Given instruction:
Count the lines containing "Rate" in the entries underneath, and state that count without anything else.

Entries:

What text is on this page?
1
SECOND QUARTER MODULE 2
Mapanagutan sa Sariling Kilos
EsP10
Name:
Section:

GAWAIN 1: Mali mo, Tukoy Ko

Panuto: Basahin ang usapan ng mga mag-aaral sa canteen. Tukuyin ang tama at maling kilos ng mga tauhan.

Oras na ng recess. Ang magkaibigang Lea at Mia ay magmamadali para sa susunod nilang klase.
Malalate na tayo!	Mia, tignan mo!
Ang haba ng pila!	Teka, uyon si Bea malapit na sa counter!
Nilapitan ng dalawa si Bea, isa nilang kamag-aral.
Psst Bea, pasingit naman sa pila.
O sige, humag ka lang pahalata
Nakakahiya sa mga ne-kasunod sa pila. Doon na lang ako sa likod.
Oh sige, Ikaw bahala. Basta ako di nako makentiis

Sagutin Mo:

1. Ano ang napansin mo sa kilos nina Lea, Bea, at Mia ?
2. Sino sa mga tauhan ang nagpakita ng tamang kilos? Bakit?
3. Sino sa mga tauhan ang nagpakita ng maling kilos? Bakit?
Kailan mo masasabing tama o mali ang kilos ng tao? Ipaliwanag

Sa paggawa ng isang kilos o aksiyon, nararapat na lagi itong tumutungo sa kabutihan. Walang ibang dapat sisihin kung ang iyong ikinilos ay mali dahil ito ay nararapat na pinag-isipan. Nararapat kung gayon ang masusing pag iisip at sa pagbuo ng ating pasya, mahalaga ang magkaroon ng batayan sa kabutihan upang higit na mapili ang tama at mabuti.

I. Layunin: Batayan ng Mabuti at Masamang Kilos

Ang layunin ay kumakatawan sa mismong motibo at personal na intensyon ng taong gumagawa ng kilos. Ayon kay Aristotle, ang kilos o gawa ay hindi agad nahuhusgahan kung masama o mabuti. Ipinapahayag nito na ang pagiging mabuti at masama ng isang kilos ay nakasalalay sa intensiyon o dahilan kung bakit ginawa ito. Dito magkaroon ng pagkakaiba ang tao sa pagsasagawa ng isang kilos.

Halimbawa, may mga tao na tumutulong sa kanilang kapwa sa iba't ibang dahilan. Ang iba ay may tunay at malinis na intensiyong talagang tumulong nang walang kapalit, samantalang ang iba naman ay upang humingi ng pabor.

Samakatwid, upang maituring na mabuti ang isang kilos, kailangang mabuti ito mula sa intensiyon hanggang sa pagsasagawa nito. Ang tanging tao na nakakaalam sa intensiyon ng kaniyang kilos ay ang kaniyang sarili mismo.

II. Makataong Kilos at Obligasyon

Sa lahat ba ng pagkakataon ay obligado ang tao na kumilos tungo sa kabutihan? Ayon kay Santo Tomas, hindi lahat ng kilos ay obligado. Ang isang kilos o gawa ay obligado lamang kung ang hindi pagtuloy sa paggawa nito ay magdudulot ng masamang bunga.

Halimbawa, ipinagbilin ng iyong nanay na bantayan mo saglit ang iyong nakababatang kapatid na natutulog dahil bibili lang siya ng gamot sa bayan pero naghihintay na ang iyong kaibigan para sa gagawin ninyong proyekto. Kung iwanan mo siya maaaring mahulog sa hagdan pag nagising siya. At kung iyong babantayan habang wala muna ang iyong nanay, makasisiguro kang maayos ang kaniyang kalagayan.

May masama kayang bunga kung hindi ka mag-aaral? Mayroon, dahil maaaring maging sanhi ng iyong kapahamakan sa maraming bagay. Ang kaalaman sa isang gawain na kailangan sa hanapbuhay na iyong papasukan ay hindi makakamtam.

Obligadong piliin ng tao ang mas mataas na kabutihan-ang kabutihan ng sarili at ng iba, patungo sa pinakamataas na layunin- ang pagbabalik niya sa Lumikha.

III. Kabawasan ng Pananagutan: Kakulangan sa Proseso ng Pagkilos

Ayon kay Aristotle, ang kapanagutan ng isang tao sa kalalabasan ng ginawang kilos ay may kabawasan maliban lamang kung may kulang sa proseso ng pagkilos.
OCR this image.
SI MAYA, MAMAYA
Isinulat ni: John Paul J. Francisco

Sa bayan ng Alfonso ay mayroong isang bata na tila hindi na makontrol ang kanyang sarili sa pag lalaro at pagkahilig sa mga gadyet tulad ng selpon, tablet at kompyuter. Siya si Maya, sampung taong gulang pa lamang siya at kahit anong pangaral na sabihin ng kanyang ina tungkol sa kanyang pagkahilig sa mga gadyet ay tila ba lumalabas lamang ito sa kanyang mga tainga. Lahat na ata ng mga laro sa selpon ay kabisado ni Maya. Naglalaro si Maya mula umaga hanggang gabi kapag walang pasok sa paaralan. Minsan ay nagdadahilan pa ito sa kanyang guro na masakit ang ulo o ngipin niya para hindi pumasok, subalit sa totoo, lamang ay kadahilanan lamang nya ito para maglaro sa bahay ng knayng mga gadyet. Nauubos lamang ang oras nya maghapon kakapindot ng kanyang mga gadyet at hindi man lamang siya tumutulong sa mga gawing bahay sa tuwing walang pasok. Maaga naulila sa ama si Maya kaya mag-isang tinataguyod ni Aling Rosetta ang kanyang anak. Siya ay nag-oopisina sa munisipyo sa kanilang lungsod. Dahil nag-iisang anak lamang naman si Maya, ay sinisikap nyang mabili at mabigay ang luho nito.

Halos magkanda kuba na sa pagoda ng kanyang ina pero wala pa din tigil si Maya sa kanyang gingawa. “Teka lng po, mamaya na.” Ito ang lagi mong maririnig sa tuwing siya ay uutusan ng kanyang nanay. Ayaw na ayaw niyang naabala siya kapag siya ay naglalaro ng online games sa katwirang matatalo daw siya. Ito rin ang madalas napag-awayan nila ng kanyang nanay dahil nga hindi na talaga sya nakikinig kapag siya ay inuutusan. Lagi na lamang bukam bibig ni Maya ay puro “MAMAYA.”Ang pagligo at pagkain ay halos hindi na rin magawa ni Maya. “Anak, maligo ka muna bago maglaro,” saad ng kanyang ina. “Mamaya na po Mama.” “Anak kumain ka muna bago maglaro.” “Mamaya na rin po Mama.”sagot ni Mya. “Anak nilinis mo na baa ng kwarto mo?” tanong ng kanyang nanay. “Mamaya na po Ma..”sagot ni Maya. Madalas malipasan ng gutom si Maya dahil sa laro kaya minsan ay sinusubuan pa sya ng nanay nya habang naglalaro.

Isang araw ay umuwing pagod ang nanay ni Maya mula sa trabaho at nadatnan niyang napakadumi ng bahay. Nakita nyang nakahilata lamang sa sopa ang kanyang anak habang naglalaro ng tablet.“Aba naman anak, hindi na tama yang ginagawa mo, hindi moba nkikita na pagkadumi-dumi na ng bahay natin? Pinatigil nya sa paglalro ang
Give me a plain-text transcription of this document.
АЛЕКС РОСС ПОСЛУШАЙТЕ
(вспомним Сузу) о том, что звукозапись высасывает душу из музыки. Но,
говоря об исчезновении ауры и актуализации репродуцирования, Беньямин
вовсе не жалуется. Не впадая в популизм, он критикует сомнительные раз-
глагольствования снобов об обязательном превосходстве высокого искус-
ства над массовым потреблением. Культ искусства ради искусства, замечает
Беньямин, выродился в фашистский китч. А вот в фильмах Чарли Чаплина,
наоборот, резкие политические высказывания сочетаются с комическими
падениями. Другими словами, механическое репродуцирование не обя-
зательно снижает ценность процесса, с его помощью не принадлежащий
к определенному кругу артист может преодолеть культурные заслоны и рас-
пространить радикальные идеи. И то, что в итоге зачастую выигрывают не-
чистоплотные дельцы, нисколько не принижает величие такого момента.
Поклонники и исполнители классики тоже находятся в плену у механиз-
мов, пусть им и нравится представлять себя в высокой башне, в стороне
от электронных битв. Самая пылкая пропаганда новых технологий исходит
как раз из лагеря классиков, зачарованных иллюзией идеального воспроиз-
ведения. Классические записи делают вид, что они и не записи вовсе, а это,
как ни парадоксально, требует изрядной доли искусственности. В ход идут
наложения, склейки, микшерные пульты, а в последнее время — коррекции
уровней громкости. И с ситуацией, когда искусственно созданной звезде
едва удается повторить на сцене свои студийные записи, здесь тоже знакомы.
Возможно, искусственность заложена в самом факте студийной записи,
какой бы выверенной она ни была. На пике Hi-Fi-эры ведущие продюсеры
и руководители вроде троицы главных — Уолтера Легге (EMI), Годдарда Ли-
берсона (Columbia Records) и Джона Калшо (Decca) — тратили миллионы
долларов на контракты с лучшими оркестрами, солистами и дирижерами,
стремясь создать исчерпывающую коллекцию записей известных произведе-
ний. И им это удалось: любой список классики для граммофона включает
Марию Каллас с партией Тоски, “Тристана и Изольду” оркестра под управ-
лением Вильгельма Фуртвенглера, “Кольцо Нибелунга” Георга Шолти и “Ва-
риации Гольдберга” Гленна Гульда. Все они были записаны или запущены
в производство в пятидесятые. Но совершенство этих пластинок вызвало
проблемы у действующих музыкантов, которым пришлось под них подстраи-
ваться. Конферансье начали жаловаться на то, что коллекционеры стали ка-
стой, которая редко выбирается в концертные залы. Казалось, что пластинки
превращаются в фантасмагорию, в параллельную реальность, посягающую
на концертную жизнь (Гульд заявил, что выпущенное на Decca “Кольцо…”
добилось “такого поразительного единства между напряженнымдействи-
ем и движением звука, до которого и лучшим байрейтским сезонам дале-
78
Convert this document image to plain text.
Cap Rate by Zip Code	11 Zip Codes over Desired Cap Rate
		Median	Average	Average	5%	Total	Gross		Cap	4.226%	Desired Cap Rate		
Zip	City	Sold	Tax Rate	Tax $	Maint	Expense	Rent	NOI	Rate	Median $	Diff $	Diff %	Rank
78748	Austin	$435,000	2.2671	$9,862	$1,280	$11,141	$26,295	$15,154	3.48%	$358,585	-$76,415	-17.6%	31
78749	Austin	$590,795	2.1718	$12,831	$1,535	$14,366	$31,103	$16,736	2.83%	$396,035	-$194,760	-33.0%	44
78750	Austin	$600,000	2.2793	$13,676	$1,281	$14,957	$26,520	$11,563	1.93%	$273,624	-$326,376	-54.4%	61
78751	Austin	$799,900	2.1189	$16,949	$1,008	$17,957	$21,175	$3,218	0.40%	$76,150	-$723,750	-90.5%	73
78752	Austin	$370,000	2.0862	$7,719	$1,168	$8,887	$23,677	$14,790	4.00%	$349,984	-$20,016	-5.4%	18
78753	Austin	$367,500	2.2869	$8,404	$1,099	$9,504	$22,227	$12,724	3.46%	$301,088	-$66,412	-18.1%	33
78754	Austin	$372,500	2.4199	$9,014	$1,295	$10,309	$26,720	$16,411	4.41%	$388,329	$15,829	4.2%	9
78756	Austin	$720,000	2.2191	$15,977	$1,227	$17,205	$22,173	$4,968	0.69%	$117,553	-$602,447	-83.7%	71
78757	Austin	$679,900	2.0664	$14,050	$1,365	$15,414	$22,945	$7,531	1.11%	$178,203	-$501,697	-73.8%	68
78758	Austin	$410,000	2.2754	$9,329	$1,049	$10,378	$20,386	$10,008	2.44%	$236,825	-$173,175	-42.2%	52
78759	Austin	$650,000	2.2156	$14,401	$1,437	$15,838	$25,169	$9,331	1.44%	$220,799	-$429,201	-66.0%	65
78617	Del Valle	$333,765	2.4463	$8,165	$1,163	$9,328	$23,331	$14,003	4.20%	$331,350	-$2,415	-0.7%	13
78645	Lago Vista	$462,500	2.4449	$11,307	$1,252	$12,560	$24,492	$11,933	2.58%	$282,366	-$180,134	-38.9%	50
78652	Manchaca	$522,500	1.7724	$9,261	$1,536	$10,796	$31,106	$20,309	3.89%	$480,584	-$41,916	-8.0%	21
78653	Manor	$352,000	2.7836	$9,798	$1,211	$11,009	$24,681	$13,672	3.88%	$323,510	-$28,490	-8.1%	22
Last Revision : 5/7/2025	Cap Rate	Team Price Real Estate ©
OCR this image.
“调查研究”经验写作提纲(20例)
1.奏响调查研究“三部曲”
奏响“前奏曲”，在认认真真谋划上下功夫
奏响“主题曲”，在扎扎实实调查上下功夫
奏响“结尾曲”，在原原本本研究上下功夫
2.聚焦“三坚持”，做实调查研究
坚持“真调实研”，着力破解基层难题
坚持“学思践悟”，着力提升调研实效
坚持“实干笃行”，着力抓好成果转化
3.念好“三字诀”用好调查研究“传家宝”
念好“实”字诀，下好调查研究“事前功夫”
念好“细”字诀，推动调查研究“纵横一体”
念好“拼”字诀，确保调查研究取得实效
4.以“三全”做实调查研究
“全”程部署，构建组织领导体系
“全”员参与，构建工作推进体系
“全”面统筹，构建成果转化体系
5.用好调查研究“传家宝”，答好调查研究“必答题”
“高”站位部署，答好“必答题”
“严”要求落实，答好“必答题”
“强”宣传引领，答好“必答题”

Response to the exercise:
4